Transcribe the entries that follow, word for word.

[Dataset items]
::::
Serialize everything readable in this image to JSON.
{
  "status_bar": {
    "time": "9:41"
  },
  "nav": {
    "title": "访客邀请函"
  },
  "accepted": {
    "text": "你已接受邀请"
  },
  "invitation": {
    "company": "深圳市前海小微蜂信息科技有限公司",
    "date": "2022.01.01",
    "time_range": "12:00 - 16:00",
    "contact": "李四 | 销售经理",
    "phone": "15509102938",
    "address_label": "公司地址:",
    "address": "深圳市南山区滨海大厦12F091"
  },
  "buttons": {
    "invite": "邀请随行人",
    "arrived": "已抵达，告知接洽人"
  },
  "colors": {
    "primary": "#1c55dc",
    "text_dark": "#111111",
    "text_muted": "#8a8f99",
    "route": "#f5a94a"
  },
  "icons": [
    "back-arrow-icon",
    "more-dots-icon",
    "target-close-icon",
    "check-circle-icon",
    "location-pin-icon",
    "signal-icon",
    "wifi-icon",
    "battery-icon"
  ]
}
::::
**Problem solution**.
Serialize everything readable in this image to JSON.
{
  "status_bar": {
    "time": "9:41"
  },
  "nav": {
    "title": "访客邀请函"
  },
  "accepted": {
    "text": "你已接受邀请"
  },
  "invitation": {
    "company": "深圳市前海小微蜂信息科技有限公司",
    "date": "2022.01.01",
    "time_range": "12:00 - 16:00",
    "contact": "李四 | 销售经理",
    "phone": "15509102938",
    "address_label": "公司地址:",
    "address": "深圳市南山区滨海大厦12F091"
  },
  "buttons": {
    "invite": "邀请随行人",
    "arrived": "已抵达，告知接洽人"
  },
  "colors": {
    "primary": "#1c55dc",
    "text_dark": "#111111",
    "text_muted": "#8a8f99",
    "route": "#f5a94a"
  },
  "icons": [
    "back-arrow-icon",
    "more-dots-icon",
    "target-close-icon",
    "check-circle-icon",
    "location-pin-icon",
    "signal-icon",
    "wifi-icon",
    "battery-icon"
  ]
}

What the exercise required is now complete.